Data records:

======

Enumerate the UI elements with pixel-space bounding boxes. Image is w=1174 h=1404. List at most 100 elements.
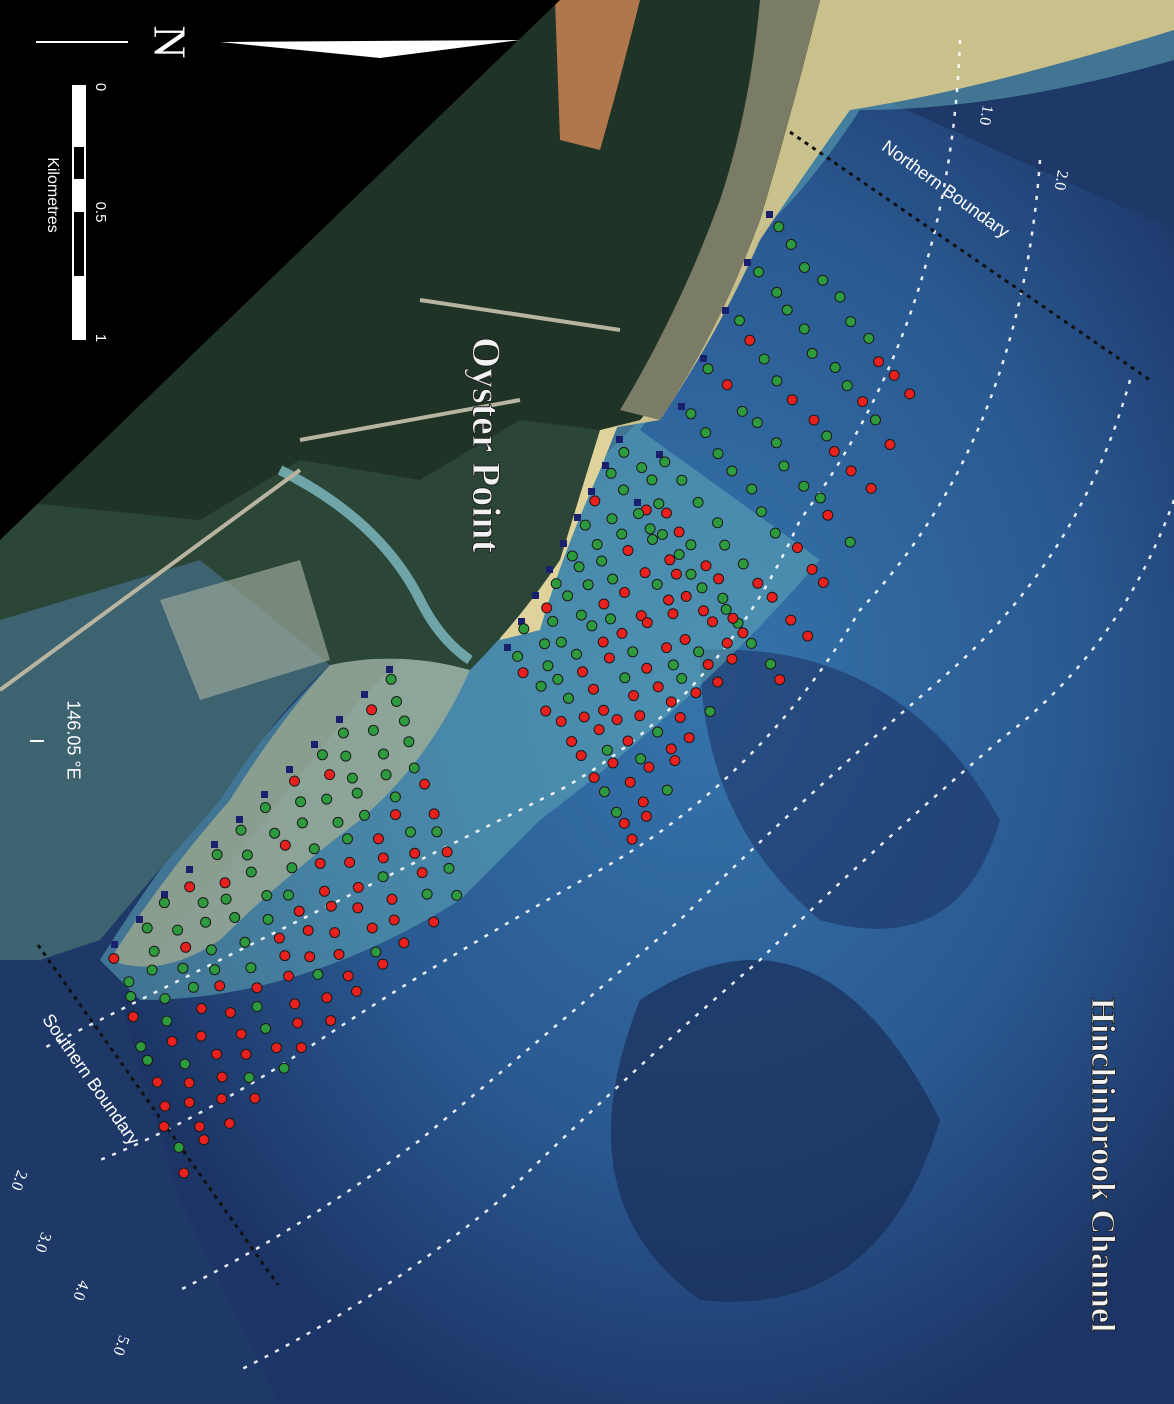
site-point-green [841, 380, 853, 392]
site-point-green [673, 549, 685, 560]
site-point-red [127, 1011, 139, 1023]
site-point-red [158, 1121, 170, 1132]
site-point-red [319, 885, 330, 897]
site-point-red [441, 846, 453, 858]
site-point-green [405, 826, 416, 838]
site-point-green [596, 555, 608, 567]
transect-start-marker [616, 436, 623, 443]
site-point-red [774, 674, 786, 686]
site-point-green [633, 508, 644, 520]
transect-start-marker [136, 916, 143, 923]
site-point-red [386, 893, 398, 905]
site-point-red [589, 495, 601, 507]
site-point-red [626, 833, 638, 845]
site-point-red [611, 714, 623, 726]
site-point-green [704, 706, 716, 717]
site-point-red [517, 667, 529, 679]
cleared-area [160, 560, 330, 700]
site-point-red [752, 577, 764, 589]
north-arrow-label: N [144, 25, 195, 58]
site-point-green [636, 462, 648, 474]
site-point-green [785, 238, 797, 250]
transect-start-marker [574, 514, 581, 521]
site-point-green [770, 437, 782, 449]
site-point-red [721, 379, 733, 391]
site-point-red [828, 446, 840, 457]
town [620, 0, 820, 420]
site-point-red [342, 970, 354, 982]
site-point-green [316, 749, 328, 761]
site-point-red [428, 808, 440, 820]
site-point-green [635, 753, 647, 765]
site-point-green [753, 266, 765, 278]
site-point-green [765, 658, 777, 670]
site-point-green [391, 696, 402, 707]
site-point-red [661, 507, 672, 519]
transect-start-marker [588, 488, 595, 495]
site-point-green [799, 262, 810, 273]
site-point-green [123, 976, 135, 988]
longitude-label: 146.05 °E [63, 700, 83, 779]
site-point-green [278, 1062, 290, 1074]
creek [277, 465, 473, 665]
site-point-red [665, 696, 677, 708]
site-point-red [643, 761, 655, 773]
site-point-red [806, 563, 818, 575]
transect-start-marker [634, 499, 641, 506]
site-point-red [235, 1028, 247, 1040]
site-point-green [700, 427, 712, 439]
site-point-red [555, 715, 567, 727]
site-point-red [588, 772, 600, 783]
site-point-green [337, 727, 349, 739]
site-point-green [579, 519, 591, 531]
site-point-green [829, 362, 841, 373]
site-point-green [251, 1001, 263, 1013]
transect-start-marker [532, 592, 539, 599]
site-point-red [904, 388, 916, 400]
site-point-green [403, 736, 415, 748]
site-point-red [293, 905, 305, 917]
site-point-green [346, 772, 358, 784]
transect-start-marker [236, 816, 243, 823]
site-point-red [665, 743, 677, 755]
cleared-land [555, 0, 640, 150]
site-point-green [834, 291, 846, 303]
site-point-red [680, 590, 692, 602]
transect-start-marker [261, 791, 268, 798]
site-point-red [873, 356, 885, 368]
transect-start-marker [560, 540, 567, 547]
transect-start-marker [656, 451, 663, 458]
depth-label: 1.0 [976, 104, 996, 127]
site-point-red [822, 509, 834, 521]
site-point-red [622, 545, 634, 556]
transect-start-marker [722, 307, 729, 314]
boundary-markers [111, 211, 773, 948]
site-point-red [324, 769, 336, 781]
site-point-red [325, 900, 337, 912]
site-point-red [727, 612, 739, 624]
site-point-green [408, 762, 420, 774]
north-arrow: N [36, 25, 520, 59]
site-point-green [693, 646, 705, 658]
site-point-green [245, 866, 257, 878]
transect-start-marker [518, 618, 525, 625]
site-point-green [389, 791, 401, 803]
site-point-red [663, 594, 674, 606]
site-point-red [159, 1100, 171, 1112]
site-point-red [588, 683, 599, 695]
site-point-green [211, 849, 223, 861]
site-point-green [177, 962, 189, 974]
site-point-red [377, 958, 389, 970]
site-point-green [367, 724, 379, 736]
site-point-red [295, 1042, 307, 1054]
site-point-green [146, 964, 158, 976]
site-point-red [637, 796, 649, 808]
site-point-green [148, 945, 160, 957]
transect-start-marker [161, 891, 168, 898]
depth-label: 2.0 [7, 1168, 30, 1193]
site-point-red [249, 1092, 261, 1104]
depth-contours [39, 39, 1174, 1372]
site-point-green [685, 408, 697, 420]
site-point-green [562, 590, 574, 602]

======

### YOUR GOAL
Copy the rows word for word, starting with the one that contains "site-point-green [841, 380, 853, 392]" and going on through the one that contains "site-point-green [785, 238, 797, 250]", including both.

### TASK RESULT
site-point-green [841, 380, 853, 392]
site-point-green [673, 549, 685, 560]
site-point-red [127, 1011, 139, 1023]
site-point-red [158, 1121, 170, 1132]
site-point-red [319, 885, 330, 897]
site-point-red [441, 846, 453, 858]
site-point-green [405, 826, 416, 838]
site-point-green [596, 555, 608, 567]
transect-start-marker [616, 436, 623, 443]
site-point-red [774, 674, 786, 686]
site-point-green [633, 508, 644, 520]
transect-start-marker [136, 916, 143, 923]
site-point-red [386, 893, 398, 905]
site-point-red [589, 495, 601, 507]
site-point-red [626, 833, 638, 845]
site-point-red [611, 714, 623, 726]
site-point-green [704, 706, 716, 717]
site-point-red [517, 667, 529, 679]
cleared-area [160, 560, 330, 700]
site-point-red [752, 577, 764, 589]
north-arrow-label: N [144, 25, 195, 58]
site-point-green [636, 462, 648, 474]
site-point-green [785, 238, 797, 250]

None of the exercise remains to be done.